*RECORD EXCERPTS*:
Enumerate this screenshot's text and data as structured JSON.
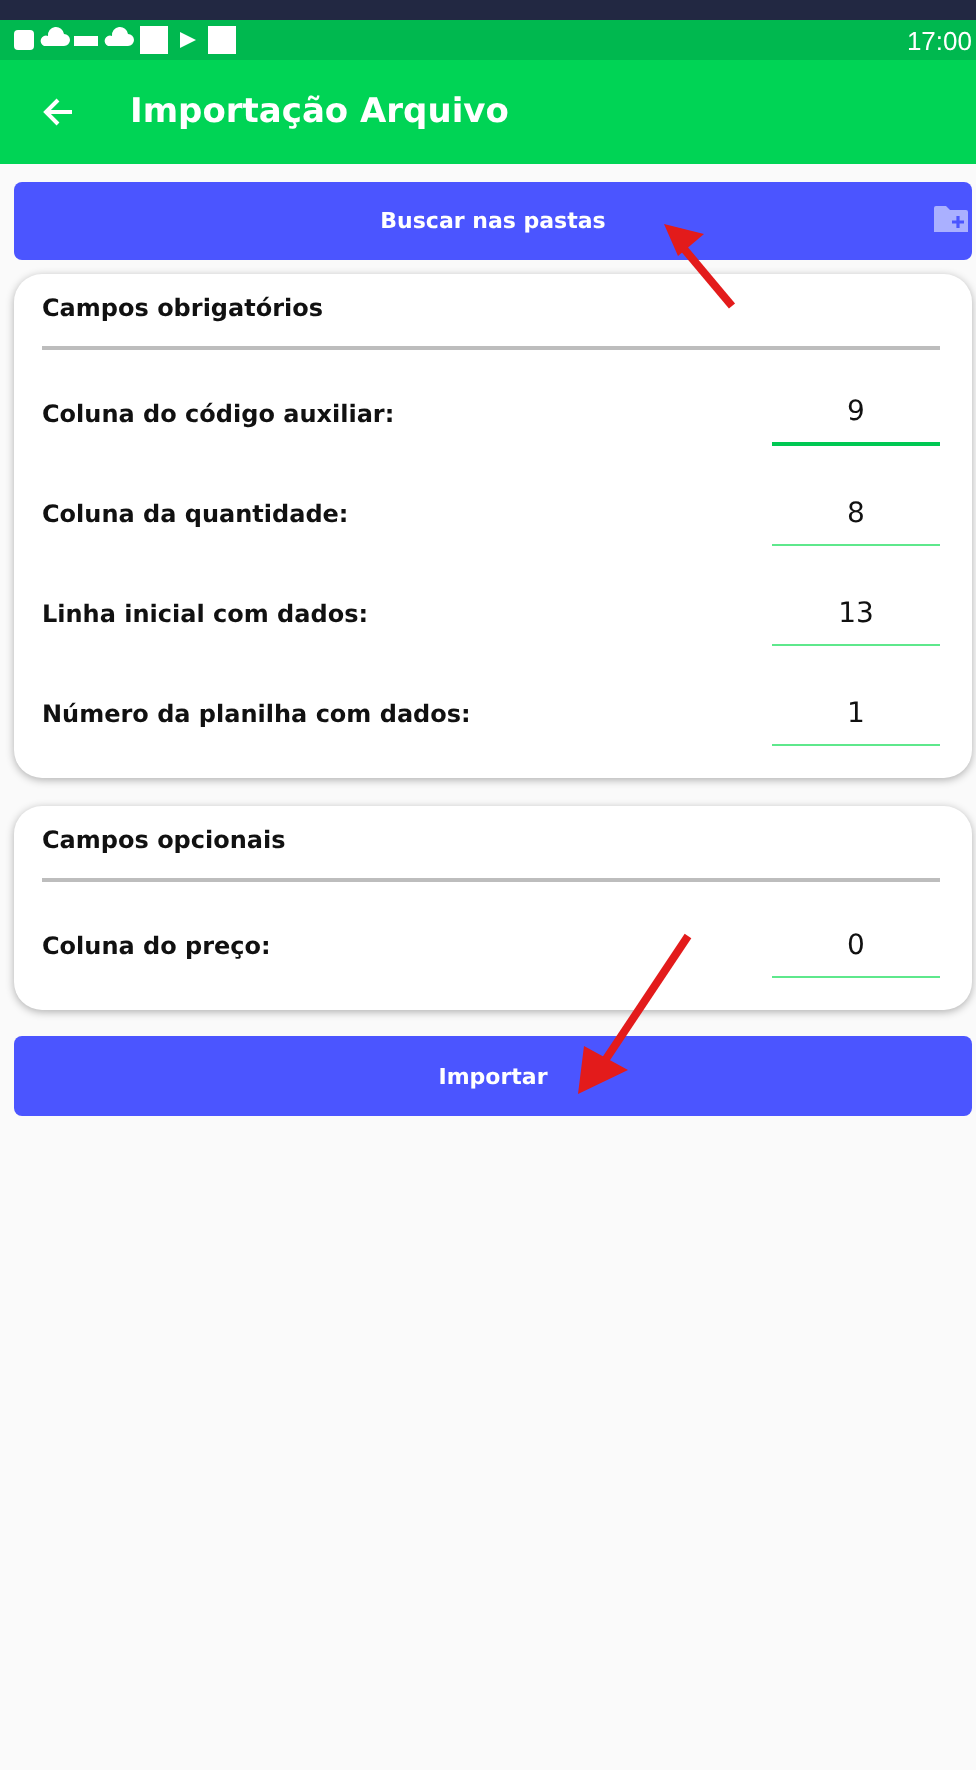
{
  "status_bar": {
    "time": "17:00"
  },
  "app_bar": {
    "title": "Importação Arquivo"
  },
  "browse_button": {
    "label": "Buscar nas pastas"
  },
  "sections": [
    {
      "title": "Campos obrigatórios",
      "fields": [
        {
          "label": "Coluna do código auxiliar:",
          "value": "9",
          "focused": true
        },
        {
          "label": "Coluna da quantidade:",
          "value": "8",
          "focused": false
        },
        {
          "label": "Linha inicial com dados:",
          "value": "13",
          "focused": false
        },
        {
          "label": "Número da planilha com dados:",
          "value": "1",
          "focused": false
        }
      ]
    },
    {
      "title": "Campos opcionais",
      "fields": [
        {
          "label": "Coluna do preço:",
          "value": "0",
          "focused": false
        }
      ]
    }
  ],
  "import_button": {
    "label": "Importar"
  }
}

*EXERCISE PROMPT*:
Copy every record character for character. Skip the pictures.

*PROBLEM SOLUTION*:
Enumerate this screenshot's text and data as structured JSON.
{
  "status_bar": {
    "time": "17:00"
  },
  "app_bar": {
    "title": "Importação Arquivo"
  },
  "browse_button": {
    "label": "Buscar nas pastas"
  },
  "sections": [
    {
      "title": "Campos obrigatórios",
      "fields": [
        {
          "label": "Coluna do código auxiliar:",
          "value": "9",
          "focused": true
        },
        {
          "label": "Coluna da quantidade:",
          "value": "8",
          "focused": false
        },
        {
          "label": "Linha inicial com dados:",
          "value": "13",
          "focused": false
        },
        {
          "label": "Número da planilha com dados:",
          "value": "1",
          "focused": false
        }
      ]
    },
    {
      "title": "Campos opcionais",
      "fields": [
        {
          "label": "Coluna do preço:",
          "value": "0",
          "focused": false
        }
      ]
    }
  ],
  "import_button": {
    "label": "Importar"
  }
}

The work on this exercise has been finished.